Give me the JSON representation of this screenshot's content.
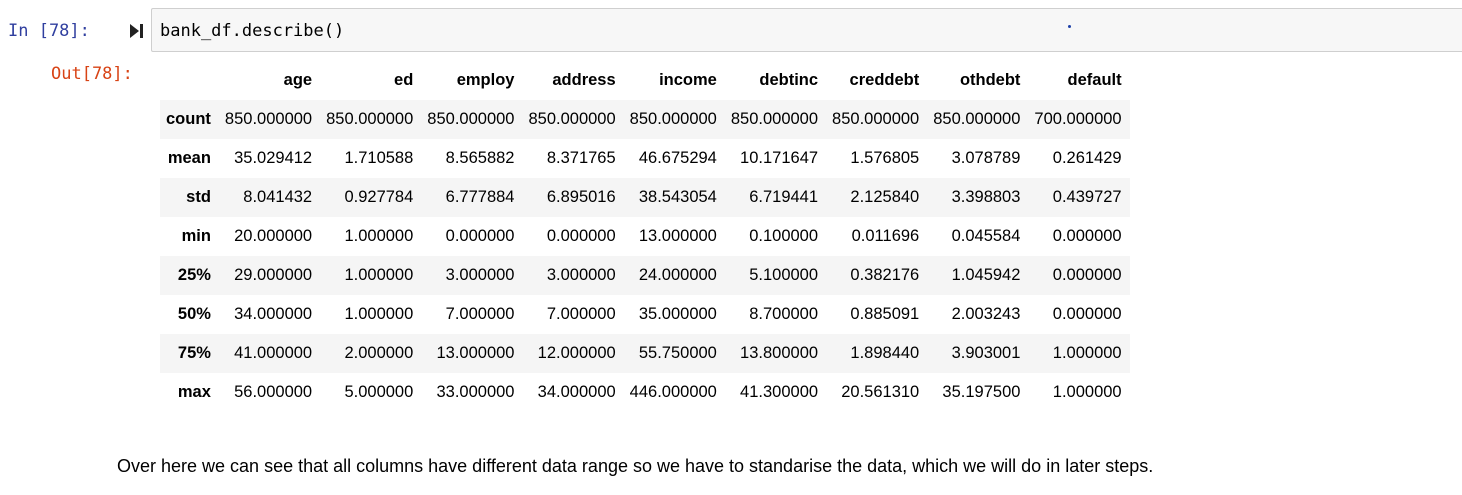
{
  "input_cell": {
    "prompt": "In [78]:",
    "code": "bank_df.describe()",
    "run_icon": "step-run-icon"
  },
  "output_cell": {
    "prompt": "Out[78]:",
    "table": {
      "columns": [
        "age",
        "ed",
        "employ",
        "address",
        "income",
        "debtinc",
        "creddebt",
        "othdebt",
        "default"
      ],
      "rows": [
        {
          "label": "count",
          "values": [
            "850.000000",
            "850.000000",
            "850.000000",
            "850.000000",
            "850.000000",
            "850.000000",
            "850.000000",
            "850.000000",
            "700.000000"
          ]
        },
        {
          "label": "mean",
          "values": [
            "35.029412",
            "1.710588",
            "8.565882",
            "8.371765",
            "46.675294",
            "10.171647",
            "1.576805",
            "3.078789",
            "0.261429"
          ]
        },
        {
          "label": "std",
          "values": [
            "8.041432",
            "0.927784",
            "6.777884",
            "6.895016",
            "38.543054",
            "6.719441",
            "2.125840",
            "3.398803",
            "0.439727"
          ]
        },
        {
          "label": "min",
          "values": [
            "20.000000",
            "1.000000",
            "0.000000",
            "0.000000",
            "13.000000",
            "0.100000",
            "0.011696",
            "0.045584",
            "0.000000"
          ]
        },
        {
          "label": "25%",
          "values": [
            "29.000000",
            "1.000000",
            "3.000000",
            "3.000000",
            "24.000000",
            "5.100000",
            "0.382176",
            "1.045942",
            "0.000000"
          ]
        },
        {
          "label": "50%",
          "values": [
            "34.000000",
            "1.000000",
            "7.000000",
            "7.000000",
            "35.000000",
            "8.700000",
            "0.885091",
            "2.003243",
            "0.000000"
          ]
        },
        {
          "label": "75%",
          "values": [
            "41.000000",
            "2.000000",
            "13.000000",
            "12.000000",
            "55.750000",
            "13.800000",
            "1.898440",
            "3.903001",
            "1.000000"
          ]
        },
        {
          "label": "max",
          "values": [
            "56.000000",
            "5.000000",
            "33.000000",
            "34.000000",
            "446.000000",
            "41.300000",
            "20.561310",
            "35.197500",
            "1.000000"
          ]
        }
      ]
    }
  },
  "markdown_cell": {
    "text": "Over here we can see that all columns have different data range so we have to standarise the data, which we will do in later steps."
  },
  "colors": {
    "in_prompt": "#303f9f",
    "out_prompt": "#d84315",
    "code_background": "#f7f7f7",
    "stripe": "#f5f5f5"
  }
}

(BRIEF)
Exclude every picture and copy the remaining data exactly.

(THE ANSWER)
Give me the JSON representation of this screenshot's content.
{
  "input_cell": {
    "prompt": "In [78]:",
    "code": "bank_df.describe()",
    "run_icon": "step-run-icon"
  },
  "output_cell": {
    "prompt": "Out[78]:",
    "table": {
      "columns": [
        "age",
        "ed",
        "employ",
        "address",
        "income",
        "debtinc",
        "creddebt",
        "othdebt",
        "default"
      ],
      "rows": [
        {
          "label": "count",
          "values": [
            "850.000000",
            "850.000000",
            "850.000000",
            "850.000000",
            "850.000000",
            "850.000000",
            "850.000000",
            "850.000000",
            "700.000000"
          ]
        },
        {
          "label": "mean",
          "values": [
            "35.029412",
            "1.710588",
            "8.565882",
            "8.371765",
            "46.675294",
            "10.171647",
            "1.576805",
            "3.078789",
            "0.261429"
          ]
        },
        {
          "label": "std",
          "values": [
            "8.041432",
            "0.927784",
            "6.777884",
            "6.895016",
            "38.543054",
            "6.719441",
            "2.125840",
            "3.398803",
            "0.439727"
          ]
        },
        {
          "label": "min",
          "values": [
            "20.000000",
            "1.000000",
            "0.000000",
            "0.000000",
            "13.000000",
            "0.100000",
            "0.011696",
            "0.045584",
            "0.000000"
          ]
        },
        {
          "label": "25%",
          "values": [
            "29.000000",
            "1.000000",
            "3.000000",
            "3.000000",
            "24.000000",
            "5.100000",
            "0.382176",
            "1.045942",
            "0.000000"
          ]
        },
        {
          "label": "50%",
          "values": [
            "34.000000",
            "1.000000",
            "7.000000",
            "7.000000",
            "35.000000",
            "8.700000",
            "0.885091",
            "2.003243",
            "0.000000"
          ]
        },
        {
          "label": "75%",
          "values": [
            "41.000000",
            "2.000000",
            "13.000000",
            "12.000000",
            "55.750000",
            "13.800000",
            "1.898440",
            "3.903001",
            "1.000000"
          ]
        },
        {
          "label": "max",
          "values": [
            "56.000000",
            "5.000000",
            "33.000000",
            "34.000000",
            "446.000000",
            "41.300000",
            "20.561310",
            "35.197500",
            "1.000000"
          ]
        }
      ]
    }
  },
  "markdown_cell": {
    "text": "Over here we can see that all columns have different data range so we have to standarise the data, which we will do in later steps."
  },
  "colors": {
    "in_prompt": "#303f9f",
    "out_prompt": "#d84315",
    "code_background": "#f7f7f7",
    "stripe": "#f5f5f5"
  }
}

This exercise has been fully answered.